◆ Directions for this task
Reproduce the entries verbatim, starting at the first line and ending at the line that contains "- svg-text:Sep 20: Sep", with both ends included.

Records from a data collection
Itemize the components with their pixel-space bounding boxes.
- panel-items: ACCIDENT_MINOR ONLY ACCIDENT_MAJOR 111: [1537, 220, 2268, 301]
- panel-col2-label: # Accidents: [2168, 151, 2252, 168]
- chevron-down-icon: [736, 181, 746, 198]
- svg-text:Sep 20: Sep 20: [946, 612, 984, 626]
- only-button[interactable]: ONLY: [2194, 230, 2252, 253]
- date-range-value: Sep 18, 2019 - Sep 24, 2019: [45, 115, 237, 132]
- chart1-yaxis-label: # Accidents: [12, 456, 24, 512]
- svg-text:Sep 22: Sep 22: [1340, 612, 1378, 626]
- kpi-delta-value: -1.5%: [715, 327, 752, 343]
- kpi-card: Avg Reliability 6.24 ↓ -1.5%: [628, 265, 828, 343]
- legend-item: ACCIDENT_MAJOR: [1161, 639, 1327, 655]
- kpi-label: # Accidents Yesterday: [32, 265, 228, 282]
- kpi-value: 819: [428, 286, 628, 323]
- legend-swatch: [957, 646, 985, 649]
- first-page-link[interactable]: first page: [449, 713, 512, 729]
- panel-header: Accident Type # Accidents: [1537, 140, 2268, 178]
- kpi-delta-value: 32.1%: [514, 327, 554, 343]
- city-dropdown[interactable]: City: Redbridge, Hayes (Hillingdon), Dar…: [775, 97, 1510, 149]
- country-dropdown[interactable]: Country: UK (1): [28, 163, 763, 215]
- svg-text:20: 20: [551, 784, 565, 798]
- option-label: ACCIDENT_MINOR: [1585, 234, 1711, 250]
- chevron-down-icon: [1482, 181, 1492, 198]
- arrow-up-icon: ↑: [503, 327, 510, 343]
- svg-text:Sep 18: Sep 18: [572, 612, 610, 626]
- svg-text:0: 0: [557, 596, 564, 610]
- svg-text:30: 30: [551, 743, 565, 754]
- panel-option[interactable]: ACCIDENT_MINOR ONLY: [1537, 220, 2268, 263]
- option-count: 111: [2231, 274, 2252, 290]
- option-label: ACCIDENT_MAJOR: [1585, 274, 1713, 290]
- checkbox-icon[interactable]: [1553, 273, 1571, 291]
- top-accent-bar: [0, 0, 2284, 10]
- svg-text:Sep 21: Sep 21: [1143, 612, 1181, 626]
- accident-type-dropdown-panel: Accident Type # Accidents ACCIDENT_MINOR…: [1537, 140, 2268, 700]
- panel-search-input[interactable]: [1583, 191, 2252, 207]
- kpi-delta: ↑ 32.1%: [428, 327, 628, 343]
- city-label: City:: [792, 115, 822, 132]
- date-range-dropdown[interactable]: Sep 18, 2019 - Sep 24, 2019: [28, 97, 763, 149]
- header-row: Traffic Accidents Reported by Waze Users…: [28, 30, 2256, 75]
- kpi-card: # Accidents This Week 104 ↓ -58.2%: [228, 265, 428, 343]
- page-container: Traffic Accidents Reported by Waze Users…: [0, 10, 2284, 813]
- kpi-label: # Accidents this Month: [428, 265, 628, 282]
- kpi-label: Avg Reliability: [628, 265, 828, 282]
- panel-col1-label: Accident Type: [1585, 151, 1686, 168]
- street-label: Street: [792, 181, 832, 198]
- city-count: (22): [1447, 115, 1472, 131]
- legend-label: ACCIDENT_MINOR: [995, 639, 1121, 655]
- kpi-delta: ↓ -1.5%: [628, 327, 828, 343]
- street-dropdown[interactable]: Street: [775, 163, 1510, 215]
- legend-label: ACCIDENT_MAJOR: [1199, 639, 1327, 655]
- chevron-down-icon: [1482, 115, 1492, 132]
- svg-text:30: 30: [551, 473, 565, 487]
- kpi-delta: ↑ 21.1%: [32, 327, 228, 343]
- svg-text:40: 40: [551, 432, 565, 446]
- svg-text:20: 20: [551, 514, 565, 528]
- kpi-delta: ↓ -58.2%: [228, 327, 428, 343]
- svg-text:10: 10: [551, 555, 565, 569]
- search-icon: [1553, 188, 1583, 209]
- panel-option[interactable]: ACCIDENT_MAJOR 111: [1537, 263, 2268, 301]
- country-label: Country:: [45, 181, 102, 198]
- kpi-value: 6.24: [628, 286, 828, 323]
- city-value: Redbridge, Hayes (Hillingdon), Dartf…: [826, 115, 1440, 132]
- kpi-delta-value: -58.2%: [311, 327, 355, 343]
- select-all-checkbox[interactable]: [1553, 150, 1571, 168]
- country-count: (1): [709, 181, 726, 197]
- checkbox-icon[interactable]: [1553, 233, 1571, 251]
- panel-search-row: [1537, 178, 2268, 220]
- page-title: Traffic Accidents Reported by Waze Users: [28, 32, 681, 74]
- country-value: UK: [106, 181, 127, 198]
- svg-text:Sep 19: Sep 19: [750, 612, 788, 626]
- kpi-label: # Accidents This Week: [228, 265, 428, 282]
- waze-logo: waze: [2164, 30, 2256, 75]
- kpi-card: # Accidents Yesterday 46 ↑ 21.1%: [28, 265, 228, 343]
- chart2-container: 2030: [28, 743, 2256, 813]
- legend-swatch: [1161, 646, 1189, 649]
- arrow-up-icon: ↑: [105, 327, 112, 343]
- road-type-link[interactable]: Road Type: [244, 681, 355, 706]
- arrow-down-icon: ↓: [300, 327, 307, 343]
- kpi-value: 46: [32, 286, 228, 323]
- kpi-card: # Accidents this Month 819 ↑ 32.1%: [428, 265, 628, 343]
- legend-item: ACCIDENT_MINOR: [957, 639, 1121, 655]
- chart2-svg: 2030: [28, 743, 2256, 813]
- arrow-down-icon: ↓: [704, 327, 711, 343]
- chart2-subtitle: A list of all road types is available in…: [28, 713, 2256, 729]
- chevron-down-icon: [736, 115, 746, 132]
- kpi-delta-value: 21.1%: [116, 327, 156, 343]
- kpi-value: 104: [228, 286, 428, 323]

◆ Exercise result
Itemize the components with their pixel-space bounding boxes.
- panel-items: ACCIDENT_MINOR ONLY ACCIDENT_MAJOR 111: [1537, 220, 2268, 301]
- panel-col2-label: # Accidents: [2168, 151, 2252, 168]
- chevron-down-icon: [736, 181, 746, 198]
- svg-text:Sep 20: Sep 20: [946, 612, 984, 626]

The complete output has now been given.